-- ENTRIES start --

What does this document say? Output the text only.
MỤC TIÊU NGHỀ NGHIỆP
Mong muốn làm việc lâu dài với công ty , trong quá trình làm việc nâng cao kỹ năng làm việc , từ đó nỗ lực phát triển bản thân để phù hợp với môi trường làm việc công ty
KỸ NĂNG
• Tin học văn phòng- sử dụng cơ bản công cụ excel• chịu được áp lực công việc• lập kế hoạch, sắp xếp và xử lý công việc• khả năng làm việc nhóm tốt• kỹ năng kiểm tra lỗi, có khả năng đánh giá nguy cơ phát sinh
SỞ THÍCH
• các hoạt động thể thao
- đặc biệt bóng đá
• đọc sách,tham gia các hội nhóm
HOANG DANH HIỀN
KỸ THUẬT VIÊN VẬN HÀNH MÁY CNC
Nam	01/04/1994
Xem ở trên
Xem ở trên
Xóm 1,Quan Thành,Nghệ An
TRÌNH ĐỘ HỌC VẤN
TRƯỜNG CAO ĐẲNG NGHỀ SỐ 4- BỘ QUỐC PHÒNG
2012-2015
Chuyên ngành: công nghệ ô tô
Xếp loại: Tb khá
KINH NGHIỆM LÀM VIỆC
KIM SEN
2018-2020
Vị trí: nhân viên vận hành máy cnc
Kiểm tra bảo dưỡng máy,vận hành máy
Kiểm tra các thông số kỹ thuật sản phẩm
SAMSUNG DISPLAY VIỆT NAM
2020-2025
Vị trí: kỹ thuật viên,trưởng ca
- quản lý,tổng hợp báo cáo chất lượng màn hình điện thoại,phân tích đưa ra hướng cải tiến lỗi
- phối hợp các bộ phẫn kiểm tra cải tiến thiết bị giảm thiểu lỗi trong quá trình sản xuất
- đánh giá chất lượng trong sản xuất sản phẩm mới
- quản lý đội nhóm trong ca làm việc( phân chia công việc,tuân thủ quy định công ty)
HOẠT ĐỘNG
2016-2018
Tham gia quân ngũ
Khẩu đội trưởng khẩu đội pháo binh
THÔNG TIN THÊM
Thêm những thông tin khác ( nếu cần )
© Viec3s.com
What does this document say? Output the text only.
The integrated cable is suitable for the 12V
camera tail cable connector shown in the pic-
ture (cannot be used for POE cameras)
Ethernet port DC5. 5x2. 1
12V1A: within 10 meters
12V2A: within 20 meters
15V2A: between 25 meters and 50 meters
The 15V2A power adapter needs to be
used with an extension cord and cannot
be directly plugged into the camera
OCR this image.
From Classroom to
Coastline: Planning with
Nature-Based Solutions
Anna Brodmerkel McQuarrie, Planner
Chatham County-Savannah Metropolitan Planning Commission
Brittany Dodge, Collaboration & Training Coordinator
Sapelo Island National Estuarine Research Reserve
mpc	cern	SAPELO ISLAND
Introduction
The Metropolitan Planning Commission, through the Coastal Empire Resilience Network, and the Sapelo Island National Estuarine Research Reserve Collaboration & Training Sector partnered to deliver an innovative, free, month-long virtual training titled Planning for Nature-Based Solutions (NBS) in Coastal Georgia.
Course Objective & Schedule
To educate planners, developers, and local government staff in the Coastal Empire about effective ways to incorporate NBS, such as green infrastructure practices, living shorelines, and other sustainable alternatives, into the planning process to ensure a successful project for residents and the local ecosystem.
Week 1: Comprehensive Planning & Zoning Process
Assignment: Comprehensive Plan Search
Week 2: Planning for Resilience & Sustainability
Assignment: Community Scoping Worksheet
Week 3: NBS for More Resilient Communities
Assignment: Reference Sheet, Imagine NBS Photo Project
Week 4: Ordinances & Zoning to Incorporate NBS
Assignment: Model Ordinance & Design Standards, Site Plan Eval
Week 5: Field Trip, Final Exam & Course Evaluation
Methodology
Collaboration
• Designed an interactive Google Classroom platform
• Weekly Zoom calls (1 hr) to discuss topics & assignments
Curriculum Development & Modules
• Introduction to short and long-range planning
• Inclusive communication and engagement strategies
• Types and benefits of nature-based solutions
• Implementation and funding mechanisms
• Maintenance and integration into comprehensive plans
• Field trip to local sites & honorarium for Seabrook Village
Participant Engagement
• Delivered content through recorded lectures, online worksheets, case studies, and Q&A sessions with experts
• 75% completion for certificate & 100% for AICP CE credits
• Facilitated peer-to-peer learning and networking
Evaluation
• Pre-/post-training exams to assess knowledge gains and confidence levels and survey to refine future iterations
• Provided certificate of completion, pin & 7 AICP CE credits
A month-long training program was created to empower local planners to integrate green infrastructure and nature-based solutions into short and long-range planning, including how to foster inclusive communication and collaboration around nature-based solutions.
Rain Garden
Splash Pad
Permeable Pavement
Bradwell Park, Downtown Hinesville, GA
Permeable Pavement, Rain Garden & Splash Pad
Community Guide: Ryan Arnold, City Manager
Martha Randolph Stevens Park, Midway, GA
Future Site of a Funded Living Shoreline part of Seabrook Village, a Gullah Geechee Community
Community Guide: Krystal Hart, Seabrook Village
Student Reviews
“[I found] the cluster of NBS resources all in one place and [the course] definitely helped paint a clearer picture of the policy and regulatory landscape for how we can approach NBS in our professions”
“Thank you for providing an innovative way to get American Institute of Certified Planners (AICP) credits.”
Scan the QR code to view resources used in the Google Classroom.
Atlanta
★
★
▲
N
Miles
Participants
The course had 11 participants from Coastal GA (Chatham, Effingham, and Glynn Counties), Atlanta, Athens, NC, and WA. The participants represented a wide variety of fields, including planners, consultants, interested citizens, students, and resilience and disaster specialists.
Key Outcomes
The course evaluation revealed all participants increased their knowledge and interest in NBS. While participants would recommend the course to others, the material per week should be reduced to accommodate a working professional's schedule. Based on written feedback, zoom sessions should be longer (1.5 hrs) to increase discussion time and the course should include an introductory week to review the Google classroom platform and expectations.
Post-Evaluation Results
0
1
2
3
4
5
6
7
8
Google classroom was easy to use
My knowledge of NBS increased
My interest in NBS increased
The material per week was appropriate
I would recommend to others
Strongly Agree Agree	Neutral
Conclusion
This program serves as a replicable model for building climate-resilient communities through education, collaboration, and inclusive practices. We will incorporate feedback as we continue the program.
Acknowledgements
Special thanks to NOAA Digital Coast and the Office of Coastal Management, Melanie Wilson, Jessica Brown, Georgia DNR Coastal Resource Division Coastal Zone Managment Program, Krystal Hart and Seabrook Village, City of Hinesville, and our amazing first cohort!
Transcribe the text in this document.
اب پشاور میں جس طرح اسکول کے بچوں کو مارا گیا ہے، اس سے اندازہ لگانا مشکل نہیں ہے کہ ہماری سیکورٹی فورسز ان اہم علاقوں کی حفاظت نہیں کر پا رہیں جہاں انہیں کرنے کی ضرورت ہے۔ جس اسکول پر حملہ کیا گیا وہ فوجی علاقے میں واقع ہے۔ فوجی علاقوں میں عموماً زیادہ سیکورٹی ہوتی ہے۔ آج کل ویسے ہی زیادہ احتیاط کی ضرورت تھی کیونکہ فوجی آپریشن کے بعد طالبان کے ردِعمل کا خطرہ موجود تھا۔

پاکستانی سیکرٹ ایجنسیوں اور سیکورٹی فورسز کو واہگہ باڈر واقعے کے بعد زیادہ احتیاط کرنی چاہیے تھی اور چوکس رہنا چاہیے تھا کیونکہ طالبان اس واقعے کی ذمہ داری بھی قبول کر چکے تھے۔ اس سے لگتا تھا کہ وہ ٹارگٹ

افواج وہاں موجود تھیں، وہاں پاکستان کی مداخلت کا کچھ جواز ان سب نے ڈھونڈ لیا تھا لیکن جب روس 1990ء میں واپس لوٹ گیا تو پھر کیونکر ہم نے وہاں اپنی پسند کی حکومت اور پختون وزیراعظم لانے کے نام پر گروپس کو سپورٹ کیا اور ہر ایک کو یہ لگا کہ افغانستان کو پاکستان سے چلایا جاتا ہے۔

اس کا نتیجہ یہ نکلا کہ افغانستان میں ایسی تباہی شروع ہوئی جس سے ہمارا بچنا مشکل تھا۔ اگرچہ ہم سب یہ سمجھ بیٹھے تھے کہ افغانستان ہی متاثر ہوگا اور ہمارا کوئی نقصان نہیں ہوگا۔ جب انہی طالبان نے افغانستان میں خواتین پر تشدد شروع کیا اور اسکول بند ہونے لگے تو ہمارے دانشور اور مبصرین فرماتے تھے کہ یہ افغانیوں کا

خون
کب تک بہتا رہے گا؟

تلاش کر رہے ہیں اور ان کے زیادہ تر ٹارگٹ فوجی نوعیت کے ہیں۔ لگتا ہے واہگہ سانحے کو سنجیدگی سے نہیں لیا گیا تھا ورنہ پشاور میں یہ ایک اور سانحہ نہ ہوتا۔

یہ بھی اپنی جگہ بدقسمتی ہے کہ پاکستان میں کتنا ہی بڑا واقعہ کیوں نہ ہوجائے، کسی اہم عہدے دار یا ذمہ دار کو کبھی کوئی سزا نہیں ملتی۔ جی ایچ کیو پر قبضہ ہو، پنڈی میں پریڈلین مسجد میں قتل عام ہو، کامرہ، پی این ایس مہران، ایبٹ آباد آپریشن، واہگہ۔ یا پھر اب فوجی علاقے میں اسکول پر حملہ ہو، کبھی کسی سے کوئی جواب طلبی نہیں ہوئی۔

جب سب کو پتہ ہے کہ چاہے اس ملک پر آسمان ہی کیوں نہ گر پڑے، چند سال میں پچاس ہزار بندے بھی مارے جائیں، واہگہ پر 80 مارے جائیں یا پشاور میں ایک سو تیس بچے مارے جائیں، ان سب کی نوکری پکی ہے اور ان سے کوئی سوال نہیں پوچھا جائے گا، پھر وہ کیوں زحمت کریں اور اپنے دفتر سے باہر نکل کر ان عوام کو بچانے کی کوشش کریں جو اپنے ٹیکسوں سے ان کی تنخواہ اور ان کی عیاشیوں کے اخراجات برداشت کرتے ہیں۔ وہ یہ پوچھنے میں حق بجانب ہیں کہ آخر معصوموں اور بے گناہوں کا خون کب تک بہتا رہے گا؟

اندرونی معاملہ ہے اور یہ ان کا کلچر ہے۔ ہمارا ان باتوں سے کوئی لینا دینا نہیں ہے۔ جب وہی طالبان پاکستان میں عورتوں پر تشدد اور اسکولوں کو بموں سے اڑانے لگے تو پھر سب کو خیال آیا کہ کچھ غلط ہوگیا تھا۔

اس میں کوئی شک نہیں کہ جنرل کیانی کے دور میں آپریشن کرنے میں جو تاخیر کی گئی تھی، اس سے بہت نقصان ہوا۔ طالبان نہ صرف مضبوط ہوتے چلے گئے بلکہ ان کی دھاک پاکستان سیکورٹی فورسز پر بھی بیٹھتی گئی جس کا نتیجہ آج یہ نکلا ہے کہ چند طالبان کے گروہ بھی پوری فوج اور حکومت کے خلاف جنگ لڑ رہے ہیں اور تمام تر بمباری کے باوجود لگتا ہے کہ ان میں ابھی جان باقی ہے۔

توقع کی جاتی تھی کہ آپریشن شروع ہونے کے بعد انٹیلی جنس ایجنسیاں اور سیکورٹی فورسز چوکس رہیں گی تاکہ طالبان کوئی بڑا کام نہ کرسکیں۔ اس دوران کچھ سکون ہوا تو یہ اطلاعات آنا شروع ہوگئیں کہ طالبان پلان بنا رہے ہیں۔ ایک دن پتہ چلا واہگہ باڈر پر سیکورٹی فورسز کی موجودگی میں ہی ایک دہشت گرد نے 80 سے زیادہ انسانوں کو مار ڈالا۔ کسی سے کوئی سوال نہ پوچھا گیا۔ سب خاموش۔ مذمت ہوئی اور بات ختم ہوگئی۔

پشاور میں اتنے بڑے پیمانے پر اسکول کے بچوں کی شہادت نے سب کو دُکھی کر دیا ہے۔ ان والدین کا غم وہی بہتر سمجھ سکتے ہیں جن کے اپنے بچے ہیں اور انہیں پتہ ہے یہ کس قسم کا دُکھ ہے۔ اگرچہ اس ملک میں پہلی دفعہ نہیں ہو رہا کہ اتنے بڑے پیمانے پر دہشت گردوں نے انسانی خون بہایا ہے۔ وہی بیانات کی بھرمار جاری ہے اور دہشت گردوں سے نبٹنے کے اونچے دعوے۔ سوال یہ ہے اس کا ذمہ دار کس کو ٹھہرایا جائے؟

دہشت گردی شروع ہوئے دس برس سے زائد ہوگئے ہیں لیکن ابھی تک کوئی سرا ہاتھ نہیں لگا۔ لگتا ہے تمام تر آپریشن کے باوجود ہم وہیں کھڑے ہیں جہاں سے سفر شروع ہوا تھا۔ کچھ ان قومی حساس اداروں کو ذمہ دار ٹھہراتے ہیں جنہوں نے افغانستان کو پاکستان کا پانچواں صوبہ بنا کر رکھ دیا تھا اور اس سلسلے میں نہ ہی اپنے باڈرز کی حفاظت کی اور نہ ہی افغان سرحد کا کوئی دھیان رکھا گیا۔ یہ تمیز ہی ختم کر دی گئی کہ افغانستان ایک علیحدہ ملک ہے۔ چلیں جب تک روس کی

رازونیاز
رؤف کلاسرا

-- ENTRIES end --

> [WHAT IS BEING ASKED] Give the number of lines above in which the word "Hart" occurs, with nothing else.

> [RESULT OF THE EXERCISE] 2